## [Problem requirements]
Extract the full set of records, then give each one again exactly.

....

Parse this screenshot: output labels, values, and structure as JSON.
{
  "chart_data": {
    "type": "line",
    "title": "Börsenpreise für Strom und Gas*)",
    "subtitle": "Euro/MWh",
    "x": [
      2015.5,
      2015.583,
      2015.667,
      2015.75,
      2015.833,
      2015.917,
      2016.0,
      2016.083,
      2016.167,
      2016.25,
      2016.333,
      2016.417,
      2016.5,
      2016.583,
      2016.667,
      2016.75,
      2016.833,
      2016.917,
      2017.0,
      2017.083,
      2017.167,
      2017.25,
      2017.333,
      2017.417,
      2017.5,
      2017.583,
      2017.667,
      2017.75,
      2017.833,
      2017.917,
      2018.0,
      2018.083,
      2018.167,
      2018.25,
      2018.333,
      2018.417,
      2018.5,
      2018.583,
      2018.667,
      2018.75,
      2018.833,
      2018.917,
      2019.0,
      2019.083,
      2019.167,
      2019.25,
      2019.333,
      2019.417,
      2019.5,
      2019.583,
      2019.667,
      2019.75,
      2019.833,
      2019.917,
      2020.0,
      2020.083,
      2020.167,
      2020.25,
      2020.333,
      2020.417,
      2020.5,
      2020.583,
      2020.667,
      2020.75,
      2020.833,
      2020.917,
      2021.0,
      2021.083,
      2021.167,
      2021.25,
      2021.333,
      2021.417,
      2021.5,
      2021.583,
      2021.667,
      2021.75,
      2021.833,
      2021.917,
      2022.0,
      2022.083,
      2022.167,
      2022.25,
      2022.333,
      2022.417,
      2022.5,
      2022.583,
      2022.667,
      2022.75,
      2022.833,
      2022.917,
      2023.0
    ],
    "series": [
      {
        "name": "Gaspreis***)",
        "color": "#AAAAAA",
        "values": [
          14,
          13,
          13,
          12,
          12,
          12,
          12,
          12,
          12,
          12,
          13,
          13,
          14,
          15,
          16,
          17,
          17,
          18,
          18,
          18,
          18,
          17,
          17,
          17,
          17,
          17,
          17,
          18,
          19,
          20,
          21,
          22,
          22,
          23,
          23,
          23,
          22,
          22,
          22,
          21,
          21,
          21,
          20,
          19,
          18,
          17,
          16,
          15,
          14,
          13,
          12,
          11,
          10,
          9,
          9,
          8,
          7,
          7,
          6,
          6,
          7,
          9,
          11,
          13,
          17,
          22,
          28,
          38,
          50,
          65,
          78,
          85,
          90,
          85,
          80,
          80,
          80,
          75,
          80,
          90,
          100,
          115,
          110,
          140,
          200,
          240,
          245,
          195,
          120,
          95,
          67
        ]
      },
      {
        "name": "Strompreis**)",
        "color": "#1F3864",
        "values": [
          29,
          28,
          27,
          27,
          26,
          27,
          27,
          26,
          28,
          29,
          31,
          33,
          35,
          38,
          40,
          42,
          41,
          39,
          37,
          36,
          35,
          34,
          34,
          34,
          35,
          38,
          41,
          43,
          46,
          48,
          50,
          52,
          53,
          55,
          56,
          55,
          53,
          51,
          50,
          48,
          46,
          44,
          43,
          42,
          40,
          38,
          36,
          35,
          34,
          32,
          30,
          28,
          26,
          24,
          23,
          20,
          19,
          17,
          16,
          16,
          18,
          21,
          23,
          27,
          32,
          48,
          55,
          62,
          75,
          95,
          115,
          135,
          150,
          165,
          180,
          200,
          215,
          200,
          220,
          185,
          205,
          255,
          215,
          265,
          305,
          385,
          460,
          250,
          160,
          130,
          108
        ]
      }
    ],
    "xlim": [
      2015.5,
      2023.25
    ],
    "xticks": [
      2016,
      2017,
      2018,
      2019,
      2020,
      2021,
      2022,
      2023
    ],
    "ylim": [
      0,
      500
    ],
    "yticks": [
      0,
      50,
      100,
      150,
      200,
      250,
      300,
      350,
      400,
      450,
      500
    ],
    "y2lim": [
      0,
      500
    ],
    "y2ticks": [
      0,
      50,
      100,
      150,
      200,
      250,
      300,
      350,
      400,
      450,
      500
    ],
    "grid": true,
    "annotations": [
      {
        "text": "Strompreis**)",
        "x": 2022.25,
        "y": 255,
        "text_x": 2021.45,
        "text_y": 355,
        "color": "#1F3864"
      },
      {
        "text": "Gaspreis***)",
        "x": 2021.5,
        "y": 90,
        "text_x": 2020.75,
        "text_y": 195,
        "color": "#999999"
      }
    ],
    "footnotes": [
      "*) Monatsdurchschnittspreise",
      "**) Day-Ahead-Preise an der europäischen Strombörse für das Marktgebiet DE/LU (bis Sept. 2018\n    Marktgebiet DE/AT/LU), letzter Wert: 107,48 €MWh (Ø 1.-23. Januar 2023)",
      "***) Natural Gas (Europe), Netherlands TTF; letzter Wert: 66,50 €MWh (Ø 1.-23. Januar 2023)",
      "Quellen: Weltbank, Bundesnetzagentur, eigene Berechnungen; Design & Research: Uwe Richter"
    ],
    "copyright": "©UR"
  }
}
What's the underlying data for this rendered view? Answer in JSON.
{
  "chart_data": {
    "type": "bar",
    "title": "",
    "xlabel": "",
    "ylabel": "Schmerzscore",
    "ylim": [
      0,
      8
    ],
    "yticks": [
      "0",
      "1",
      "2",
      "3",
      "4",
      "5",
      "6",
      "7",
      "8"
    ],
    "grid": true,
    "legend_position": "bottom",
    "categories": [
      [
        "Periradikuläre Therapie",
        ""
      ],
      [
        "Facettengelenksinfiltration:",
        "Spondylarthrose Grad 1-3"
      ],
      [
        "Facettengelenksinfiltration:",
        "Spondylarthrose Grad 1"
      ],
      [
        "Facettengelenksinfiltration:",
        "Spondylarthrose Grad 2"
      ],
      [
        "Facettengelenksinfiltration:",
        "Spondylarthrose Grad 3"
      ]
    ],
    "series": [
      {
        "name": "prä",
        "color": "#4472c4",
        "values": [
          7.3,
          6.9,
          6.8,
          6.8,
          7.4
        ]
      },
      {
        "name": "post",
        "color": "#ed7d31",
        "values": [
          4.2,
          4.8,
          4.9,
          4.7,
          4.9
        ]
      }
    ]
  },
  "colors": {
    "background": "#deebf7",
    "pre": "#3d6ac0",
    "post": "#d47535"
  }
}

....

## [Exercise answer]
Parse this screenshot: output labels, values, and structure as JSON.
{
  "chart_data": {
    "type": "line",
    "title": "Börsenpreise für Strom und Gas*)",
    "subtitle": "Euro/MWh",
    "x": [
      2015.5,
      2015.583,
      2015.667,
      2015.75,
      2015.833,
      2015.917,
      2016.0,
      2016.083,
      2016.167,
      2016.25,
      2016.333,
      2016.417,
      2016.5,
      2016.583,
      2016.667,
      2016.75,
      2016.833,
      2016.917,
      2017.0,
      2017.083,
      2017.167,
      2017.25,
      2017.333,
      2017.417,
      2017.5,
      2017.583,
      2017.667,
      2017.75,
      2017.833,
      2017.917,
      2018.0,
      2018.083,
      2018.167,
      2018.25,
      2018.333,
      2018.417,
      2018.5,
      2018.583,
      2018.667,
      2018.75,
      2018.833,
      2018.917,
      2019.0,
      2019.083,
      2019.167,
      2019.25,
      2019.333,
      2019.417,
      2019.5,
      2019.583,
      2019.667,
      2019.75,
      2019.833,
      2019.917,
      2020.0,
      2020.083,
      2020.167,
      2020.25,
      2020.333,
      2020.417,
      2020.5,
      2020.583,
      2020.667,
      2020.75,
      2020.833,
      2020.917,
      2021.0,
      2021.083,
      2021.167,
      2021.25,
      2021.333,
      2021.417,
      2021.5,
      2021.583,
      2021.667,
      2021.75,
      2021.833,
      2021.917,
      2022.0,
      2022.083,
      2022.167,
      2022.25,
      2022.333,
      2022.417,
      2022.5,
      2022.583,
      2022.667,
      2022.75,
      2022.833,
      2022.917,
      2023.0
    ],
    "series": [
      {
        "name": "Gaspreis***)",
        "color": "#AAAAAA",
        "values": [
          14,
          13,
          13,
          12,
          12,
          12,
          12,
          12,
          12,
          12,
          13,
          13,
          14,
          15,
          16,
          17,
          17,
          18,
          18,
          18,
          18,
          17,
          17,
          17,
          17,
          17,
          17,
          18,
          19,
          20,
          21,
          22,
          22,
          23,
          23,
          23,
          22,
          22,
          22,
          21,
          21,
          21,
          20,
          19,
          18,
          17,
          16,
          15,
          14,
          13,
          12,
          11,
          10,
          9,
          9,
          8,
          7,
          7,
          6,
          6,
          7,
          9,
          11,
          13,
          17,
          22,
          28,
          38,
          50,
          65,
          78,
          85,
          90,
          85,
          80,
          80,
          80,
          75,
          80,
          90,
          100,
          115,
          110,
          140,
          200,
          240,
          245,
          195,
          120,
          95,
          67
        ]
      },
      {
        "name": "Strompreis**)",
        "color": "#1F3864",
        "values": [
          29,
          28,
          27,
          27,
          26,
          27,
          27,
          26,
          28,
          29,
          31,
          33,
          35,
          38,
          40,
          42,
          41,
          39,
          37,
          36,
          35,
          34,
          34,
          34,
          35,
          38,
          41,
          43,
          46,
          48,
          50,
          52,
          53,
          55,
          56,
          55,
          53,
          51,
          50,
          48,
          46,
          44,
          43,
          42,
          40,
          38,
          36,
          35,
          34,
          32,
          30,
          28,
          26,
          24,
          23,
          20,
          19,
          17,
          16,
          16,
          18,
          21,
          23,
          27,
          32,
          48,
          55,
          62,
          75,
          95,
          115,
          135,
          150,
          165,
          180,
          200,
          215,
          200,
          220,
          185,
          205,
          255,
          215,
          265,
          305,
          385,
          460,
          250,
          160,
          130,
          108
        ]
      }
    ],
    "xlim": [
      2015.5,
      2023.25
    ],
    "xticks": [
      2016,
      2017,
      2018,
      2019,
      2020,
      2021,
      2022,
      2023
    ],
    "ylim": [
      0,
      500
    ],
    "yticks": [
      0,
      50,
      100,
      150,
      200,
      250,
      300,
      350,
      400,
      450,
      500
    ],
    "y2lim": [
      0,
      500
    ],
    "y2ticks": [
      0,
      50,
      100,
      150,
      200,
      250,
      300,
      350,
      400,
      450,
      500
    ],
    "grid": true,
    "annotations": [
      {
        "text": "Strompreis**)",
        "x": 2022.25,
        "y": 255,
        "text_x": 2021.45,
        "text_y": 355,
        "color": "#1F3864"
      },
      {
        "text": "Gaspreis***)",
        "x": 2021.5,
        "y": 90,
        "text_x": 2020.75,
        "text_y": 195,
        "color": "#999999"
      }
    ],
    "footnotes": [
      "*) Monatsdurchschnittspreise",
      "**) Day-Ahead-Preise an der europäischen Strombörse für das Marktgebiet DE/LU (bis Sept. 2018\n    Marktgebiet DE/AT/LU), letzter Wert: 107,48 €MWh (Ø 1.-23. Januar 2023)",
      "***) Natural Gas (Europe), Netherlands TTF; letzter Wert: 66,50 €MWh (Ø 1.-23. Januar 2023)",
      "Quellen: Weltbank, Bundesnetzagentur, eigene Berechnungen; Design & Research: Uwe Richter"
    ],
    "copyright": "©UR"
  }
}
What's the underlying data for this rendered view? Answer in JSON.
{
  "chart_data": {
    "type": "bar",
    "title": "",
    "xlabel": "",
    "ylabel": "Schmerzscore",
    "ylim": [
      0,
      8
    ],
    "yticks": [
      "0",
      "1",
      "2",
      "3",
      "4",
      "5",
      "6",
      "7",
      "8"
    ],
    "grid": true,
    "legend_position": "bottom",
    "categories": [
      [
        "Periradikuläre Therapie",
        ""
      ],
      [
        "Facettengelenksinfiltration:",
        "Spondylarthrose Grad 1-3"
      ],
      [
        "Facettengelenksinfiltration:",
        "Spondylarthrose Grad 1"
      ],
      [
        "Facettengelenksinfiltration:",
        "Spondylarthrose Grad 2"
      ],
      [
        "Facettengelenksinfiltration:",
        "Spondylarthrose Grad 3"
      ]
    ],
    "series": [
      {
        "name": "prä",
        "color": "#4472c4",
        "values": [
          7.3,
          6.9,
          6.8,
          6.8,
          7.4
        ]
      },
      {
        "name": "post",
        "color": "#ed7d31",
        "values": [
          4.2,
          4.8,
          4.9,
          4.7,
          4.9
        ]
      }
    ]
  },
  "colors": {
    "background": "#deebf7",
    "pre": "#3d6ac0",
    "post": "#d47535"
  }
}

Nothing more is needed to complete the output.